[START Given passage]
As this issue of The Dove arrives, we will be about halfway through the Christmas Season running from December 25 to January 6. It is, for many of us, a peaceful, joyous time of the year: the rush approaching Christmas itself is over; perhaps we have a little free time to enjoy out of town guests or catching up on some local sites and sights; maybe we are pondering, as the New Year commences, what resolutions we will follow-or try to follow-to bring about a transformation in our lives and routines.
And as we move through Christmastide and enter a new secular year, what have we gleaned from the celebration of the Nativity, from the renewed birth of the Holy One of God? Joseph's lessons for his foster son seem appropriate: to endure, love, give. To Endure the challenges before us, whether cultural and communal or individual and private, fully confident that we do not do so alone: indeed, the very message of the Incarnation is that God has stepped into the rhythms of our lives and our world in our very form, that we might know that God is with us, come what may. To Love as we have been loved: to offer our lives freely and unstintingly, not grasping on to what we have or are, but, with open hands, offering ourselves to those around us, especially those in need or sorrow or fear. And to Give: to give our hearts, our time, our unique talents, our compassion, as the ongoing evidence of the wonder of the Incarnation.
[END Given passage]
▶ **Problems to work on**
a - Condense the paragraph of the Christmas reflection that begins "And as we move through Christmastide" into a short list, keeping its main points.
b - According to the Christmas reflection, between which dates does the Christmas Season run?
c - Write a continuation of the Christmas reflection, picking up right after its final sentence.
[START Stored data]
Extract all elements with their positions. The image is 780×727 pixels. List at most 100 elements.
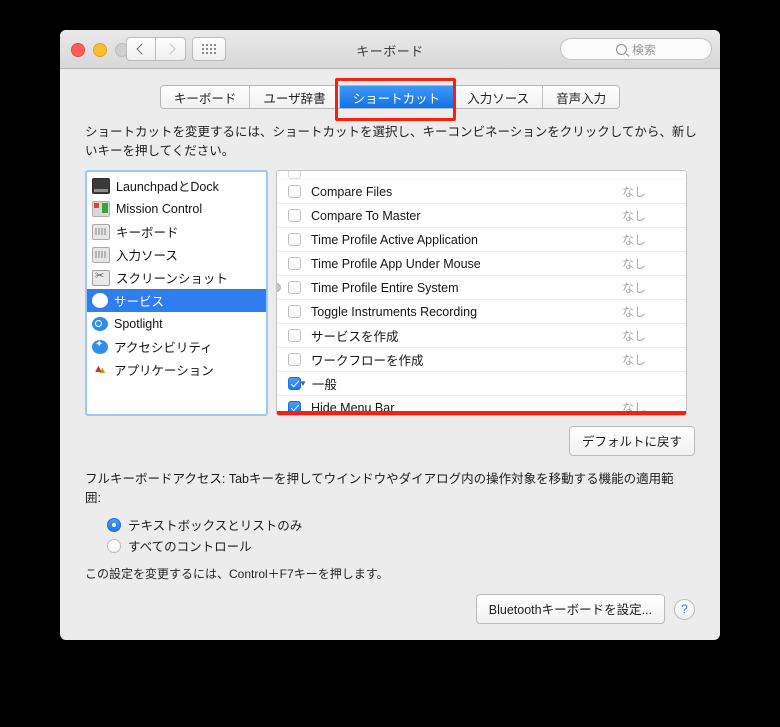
[END Stored data]
▶ **Task results**
a -
- As Christmastide ends and a new year starts, the question is what we have learned from celebrating the Nativity.
- Joseph's lessons for his foster son fit the moment: endure, love, give.
- Endure: face cultural, communal, or private challenges, confident we are not alone, because the Incarnation shows God has come into our lives in our form and is with us.
- Love: love as we have been loved, offering ourselves freely and with open hands to others, especially those in need, sorrow, or fear.
- Give: give our hearts, time, talents, and compassion as ongoing evidence of the wonder of the Incarnation.

b - From December 25 to January 6.

c -
At the end of another of her Christmas poems, Fanthorpe wrote,
And this was the moment when a few farm workers and three
Members of an obscure Persian sect
Walked haphazard by angel song and starlight straight into the kingdom of heaven.
We, too, have walked "haphazard by angel song and starlight straight into the kingdom of heaven." Our vocation, as citizens of heaven? Endure. Love. Give.